**EXERCISE DIRECTIONS:** Restate the data below word for word. Skip any images it contains.

**RECORD SET:**
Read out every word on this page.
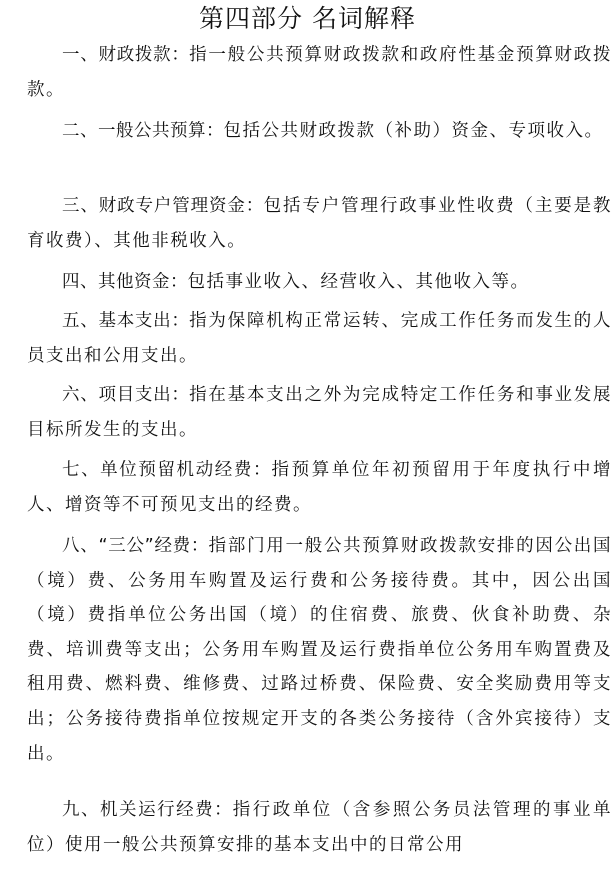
第四部分 名词解释

一、财政拨款：指一般公共预算财政拨款和政府性基金预算财政拨款。

二、一般公共预算：包括公共财政拨款（补助）资金、专项收入。

三、财政专户管理资金：包括专户管理行政事业性收费（主要是教育收费）、其他非税收入。

四、其他资金：包括事业收入、经营收入、其他收入等。

五、基本支出：指为保障机构正常运转、完成工作任务而发生的人员支出和公用支出。

六、项目支出：指在基本支出之外为完成特定工作任务和事业发展目标所发生的支出。

七、单位预留机动经费：指预算单位年初预留用于年度执行中增人、增资等不可预见支出的经费。

八、“三公”经费：指部门用一般公共预算财政拨款安排的因公出国（境）费、公务用车购置及运行费和公务接待费。其中，因公出国（境）费指单位公务出国（境）的住宿费、旅费、伙食补助费、杂费、培训费等支出；公务用车购置及运行费指单位公务用车购置费及租用费、燃料费、维修费、过路过桥费、保险费、安全奖励费用等支出；公务接待费指单位按规定开支的各类公务接待（含外宾接待）支出。

九、机关运行经费：指行政单位（含参照公务员法管理的事业单位）使用一般公共预算安排的基本支出中的日常公用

**SOLUTION:**
Read out every word on this page.
第四部分 名词解释

一、财政拨款：指一般公共预算财政拨款和政府性基金预算财政拨款。

二、一般公共预算：包括公共财政拨款（补助）资金、专项收入。

三、财政专户管理资金：包括专户管理行政事业性收费（主要是教育收费）、其他非税收入。

四、其他资金：包括事业收入、经营收入、其他收入等。

五、基本支出：指为保障机构正常运转、完成工作任务而发生的人员支出和公用支出。

六、项目支出：指在基本支出之外为完成特定工作任务和事业发展目标所发生的支出。

七、单位预留机动经费：指预算单位年初预留用于年度执行中增人、增资等不可预见支出的经费。

八、“三公”经费：指部门用一般公共预算财政拨款安排的因公出国（境）费、公务用车购置及运行费和公务接待费。其中，因公出国（境）费指单位公务出国（境）的住宿费、旅费、伙食补助费、杂费、培训费等支出；公务用车购置及运行费指单位公务用车购置费及租用费、燃料费、维修费、过路过桥费、保险费、安全奖励费用等支出；公务接待费指单位按规定开支的各类公务接待（含外宾接待）支出。

九、机关运行经费：指行政单位（含参照公务员法管理的事业单位）使用一般公共预算安排的基本支出中的日常公用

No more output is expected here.